[Given instruction]: Give only the number of lines in the data that include the string "jueves".

==*==

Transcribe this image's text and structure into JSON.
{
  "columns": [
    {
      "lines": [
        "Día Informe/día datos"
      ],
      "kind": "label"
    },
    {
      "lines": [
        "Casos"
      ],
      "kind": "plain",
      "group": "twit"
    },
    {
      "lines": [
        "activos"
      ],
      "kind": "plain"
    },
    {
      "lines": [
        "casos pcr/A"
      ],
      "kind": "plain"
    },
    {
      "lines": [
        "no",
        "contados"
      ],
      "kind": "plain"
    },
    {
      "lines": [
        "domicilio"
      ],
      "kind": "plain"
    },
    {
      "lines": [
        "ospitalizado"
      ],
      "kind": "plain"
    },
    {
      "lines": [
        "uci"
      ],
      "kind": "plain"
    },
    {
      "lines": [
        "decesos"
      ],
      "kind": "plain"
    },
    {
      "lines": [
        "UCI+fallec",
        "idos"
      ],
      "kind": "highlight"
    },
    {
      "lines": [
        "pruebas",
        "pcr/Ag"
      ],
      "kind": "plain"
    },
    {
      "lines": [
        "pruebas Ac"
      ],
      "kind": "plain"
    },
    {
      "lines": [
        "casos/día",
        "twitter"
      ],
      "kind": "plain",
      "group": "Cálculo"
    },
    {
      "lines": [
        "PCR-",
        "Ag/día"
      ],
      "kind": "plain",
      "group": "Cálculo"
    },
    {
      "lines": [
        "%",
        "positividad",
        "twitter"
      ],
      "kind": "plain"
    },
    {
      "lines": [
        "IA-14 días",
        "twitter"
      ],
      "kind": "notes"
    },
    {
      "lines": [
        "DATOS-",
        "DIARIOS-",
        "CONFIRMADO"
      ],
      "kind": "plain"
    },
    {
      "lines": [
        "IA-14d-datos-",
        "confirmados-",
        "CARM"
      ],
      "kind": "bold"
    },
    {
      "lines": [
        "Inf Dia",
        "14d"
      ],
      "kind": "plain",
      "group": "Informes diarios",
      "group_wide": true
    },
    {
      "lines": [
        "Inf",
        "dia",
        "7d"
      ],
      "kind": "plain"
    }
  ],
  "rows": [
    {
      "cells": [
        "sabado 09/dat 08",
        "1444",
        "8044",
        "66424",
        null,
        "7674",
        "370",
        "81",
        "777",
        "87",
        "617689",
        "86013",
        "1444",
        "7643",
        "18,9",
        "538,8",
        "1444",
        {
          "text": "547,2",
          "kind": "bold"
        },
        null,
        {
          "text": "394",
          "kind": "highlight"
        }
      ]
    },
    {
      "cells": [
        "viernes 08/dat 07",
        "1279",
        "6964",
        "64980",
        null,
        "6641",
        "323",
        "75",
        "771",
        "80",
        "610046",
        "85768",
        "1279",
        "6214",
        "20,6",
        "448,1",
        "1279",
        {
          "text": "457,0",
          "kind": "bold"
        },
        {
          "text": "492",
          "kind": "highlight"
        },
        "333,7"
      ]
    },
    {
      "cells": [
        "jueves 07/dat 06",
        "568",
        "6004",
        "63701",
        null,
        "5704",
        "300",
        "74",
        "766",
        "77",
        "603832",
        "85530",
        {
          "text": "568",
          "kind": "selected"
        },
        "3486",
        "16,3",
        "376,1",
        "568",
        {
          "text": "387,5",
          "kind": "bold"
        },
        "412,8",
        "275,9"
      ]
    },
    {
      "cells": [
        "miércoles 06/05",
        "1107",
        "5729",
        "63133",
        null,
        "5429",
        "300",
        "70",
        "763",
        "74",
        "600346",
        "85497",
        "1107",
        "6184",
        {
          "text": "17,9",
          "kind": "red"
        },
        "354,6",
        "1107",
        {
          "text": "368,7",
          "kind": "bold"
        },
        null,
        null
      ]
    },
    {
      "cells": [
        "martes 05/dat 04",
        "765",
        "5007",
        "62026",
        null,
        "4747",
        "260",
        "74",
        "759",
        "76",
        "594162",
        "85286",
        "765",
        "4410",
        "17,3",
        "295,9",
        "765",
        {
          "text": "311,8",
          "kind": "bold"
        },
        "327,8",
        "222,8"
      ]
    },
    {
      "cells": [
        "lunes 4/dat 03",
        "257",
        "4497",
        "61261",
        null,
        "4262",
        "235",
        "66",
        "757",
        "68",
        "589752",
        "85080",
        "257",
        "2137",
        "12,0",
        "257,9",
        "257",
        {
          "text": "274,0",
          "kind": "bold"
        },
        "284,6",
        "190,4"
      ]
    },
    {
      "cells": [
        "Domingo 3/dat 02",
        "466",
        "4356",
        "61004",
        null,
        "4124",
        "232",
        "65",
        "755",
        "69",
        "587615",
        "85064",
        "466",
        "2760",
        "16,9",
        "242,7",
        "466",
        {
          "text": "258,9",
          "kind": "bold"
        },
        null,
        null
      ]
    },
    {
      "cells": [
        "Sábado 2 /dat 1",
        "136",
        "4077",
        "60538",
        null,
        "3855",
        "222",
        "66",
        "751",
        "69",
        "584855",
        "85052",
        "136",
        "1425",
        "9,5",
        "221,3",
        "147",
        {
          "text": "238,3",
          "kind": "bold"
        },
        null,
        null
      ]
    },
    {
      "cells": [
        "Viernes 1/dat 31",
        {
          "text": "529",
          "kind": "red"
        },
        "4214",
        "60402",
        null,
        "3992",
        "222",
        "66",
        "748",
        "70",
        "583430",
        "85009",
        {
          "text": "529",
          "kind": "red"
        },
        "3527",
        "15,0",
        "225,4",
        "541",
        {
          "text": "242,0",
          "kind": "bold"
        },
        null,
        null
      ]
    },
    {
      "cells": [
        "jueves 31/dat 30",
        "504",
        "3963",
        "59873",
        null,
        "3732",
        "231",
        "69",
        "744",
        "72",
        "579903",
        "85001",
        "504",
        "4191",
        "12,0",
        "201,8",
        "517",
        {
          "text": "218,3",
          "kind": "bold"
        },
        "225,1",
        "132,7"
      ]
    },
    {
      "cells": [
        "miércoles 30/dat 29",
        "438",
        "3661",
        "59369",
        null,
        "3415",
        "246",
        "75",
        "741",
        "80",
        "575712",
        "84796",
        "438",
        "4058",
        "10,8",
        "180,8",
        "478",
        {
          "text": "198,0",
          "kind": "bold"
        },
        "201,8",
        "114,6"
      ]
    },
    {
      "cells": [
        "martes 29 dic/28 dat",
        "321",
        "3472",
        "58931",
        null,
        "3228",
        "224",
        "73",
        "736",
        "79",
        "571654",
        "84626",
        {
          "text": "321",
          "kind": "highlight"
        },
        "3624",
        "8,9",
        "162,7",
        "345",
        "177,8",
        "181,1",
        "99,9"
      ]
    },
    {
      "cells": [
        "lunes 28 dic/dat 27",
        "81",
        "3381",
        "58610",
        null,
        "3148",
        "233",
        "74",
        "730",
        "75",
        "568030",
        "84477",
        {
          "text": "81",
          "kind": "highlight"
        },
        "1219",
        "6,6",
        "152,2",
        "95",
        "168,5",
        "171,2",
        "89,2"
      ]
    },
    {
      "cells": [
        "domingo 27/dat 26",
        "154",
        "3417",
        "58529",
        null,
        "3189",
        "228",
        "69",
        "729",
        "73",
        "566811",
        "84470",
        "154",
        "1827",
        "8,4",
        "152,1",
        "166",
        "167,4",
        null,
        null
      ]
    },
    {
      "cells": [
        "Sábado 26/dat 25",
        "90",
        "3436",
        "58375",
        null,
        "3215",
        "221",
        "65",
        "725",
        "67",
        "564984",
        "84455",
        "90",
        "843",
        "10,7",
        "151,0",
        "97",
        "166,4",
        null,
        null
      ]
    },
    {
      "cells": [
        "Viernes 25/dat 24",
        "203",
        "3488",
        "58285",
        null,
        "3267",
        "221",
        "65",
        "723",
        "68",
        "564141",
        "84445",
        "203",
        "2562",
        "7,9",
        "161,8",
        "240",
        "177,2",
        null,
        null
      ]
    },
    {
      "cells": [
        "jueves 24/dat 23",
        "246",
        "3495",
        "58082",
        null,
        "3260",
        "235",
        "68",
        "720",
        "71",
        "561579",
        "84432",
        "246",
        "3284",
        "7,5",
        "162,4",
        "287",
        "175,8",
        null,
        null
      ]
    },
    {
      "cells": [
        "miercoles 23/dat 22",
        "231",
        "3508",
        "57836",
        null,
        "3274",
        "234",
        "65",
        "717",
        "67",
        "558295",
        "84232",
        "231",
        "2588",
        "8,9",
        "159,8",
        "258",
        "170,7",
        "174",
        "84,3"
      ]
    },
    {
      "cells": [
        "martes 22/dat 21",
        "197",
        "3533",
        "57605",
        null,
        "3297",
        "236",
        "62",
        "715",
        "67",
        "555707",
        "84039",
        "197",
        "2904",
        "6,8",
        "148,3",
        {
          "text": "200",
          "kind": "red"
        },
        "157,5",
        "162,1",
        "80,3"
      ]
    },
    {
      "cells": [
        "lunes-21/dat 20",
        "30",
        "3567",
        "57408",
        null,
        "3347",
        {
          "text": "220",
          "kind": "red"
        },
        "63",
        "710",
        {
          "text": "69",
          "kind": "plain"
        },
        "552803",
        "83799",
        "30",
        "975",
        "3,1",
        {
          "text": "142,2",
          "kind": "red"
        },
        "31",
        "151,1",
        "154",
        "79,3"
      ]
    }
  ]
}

==*==

[Expected answer]: 3